#### [Task brief]
Write out every entry exactly as it stands.

-- BEGIN --

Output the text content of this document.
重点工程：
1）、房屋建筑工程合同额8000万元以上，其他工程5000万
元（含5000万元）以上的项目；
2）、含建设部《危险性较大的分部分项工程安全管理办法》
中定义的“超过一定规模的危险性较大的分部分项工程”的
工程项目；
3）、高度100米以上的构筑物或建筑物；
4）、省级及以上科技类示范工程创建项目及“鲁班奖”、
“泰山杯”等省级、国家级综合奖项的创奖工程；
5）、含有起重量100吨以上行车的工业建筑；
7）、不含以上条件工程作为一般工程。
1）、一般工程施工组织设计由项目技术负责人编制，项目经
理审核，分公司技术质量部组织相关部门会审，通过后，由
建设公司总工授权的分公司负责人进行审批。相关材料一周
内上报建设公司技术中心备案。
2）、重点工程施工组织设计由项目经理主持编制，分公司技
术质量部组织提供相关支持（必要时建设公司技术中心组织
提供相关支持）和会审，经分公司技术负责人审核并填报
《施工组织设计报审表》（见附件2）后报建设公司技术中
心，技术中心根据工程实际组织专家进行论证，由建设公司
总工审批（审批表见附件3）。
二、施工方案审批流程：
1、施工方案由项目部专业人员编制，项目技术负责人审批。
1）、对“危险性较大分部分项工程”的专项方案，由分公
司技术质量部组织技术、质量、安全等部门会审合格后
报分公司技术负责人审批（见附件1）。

-- END --

#### [Written solution]
Output the text content of this document.
重点工程：
1）、房屋建筑工程合同额8000万元以上，其他工程5000万
元（含5000万元）以上的项目；
2）、含建设部《危险性较大的分部分项工程安全管理办法》
中定义的“超过一定规模的危险性较大的分部分项工程”的
工程项目；
3）、高度100米以上的构筑物或建筑物；
4）、省级及以上科技类示范工程创建项目及“鲁班奖”、
“泰山杯”等省级、国家级综合奖项的创奖工程；
5）、含有起重量100吨以上行车的工业建筑；
7）、不含以上条件工程作为一般工程。
1）、一般工程施工组织设计由项目技术负责人编制，项目经
理审核，分公司技术质量部组织相关部门会审，通过后，由
建设公司总工授权的分公司负责人进行审批。相关材料一周
内上报建设公司技术中心备案。
2）、重点工程施工组织设计由项目经理主持编制，分公司技
术质量部组织提供相关支持（必要时建设公司技术中心组织
提供相关支持）和会审，经分公司技术负责人审核并填报
《施工组织设计报审表》（见附件2）后报建设公司技术中
心，技术中心根据工程实际组织专家进行论证，由建设公司
总工审批（审批表见附件3）。
二、施工方案审批流程：
1、施工方案由项目部专业人员编制，项目技术负责人审批。
1）、对“危险性较大分部分项工程”的专项方案，由分公
司技术质量部组织技术、质量、安全等部门会审合格后
报分公司技术负责人审批（见附件1）。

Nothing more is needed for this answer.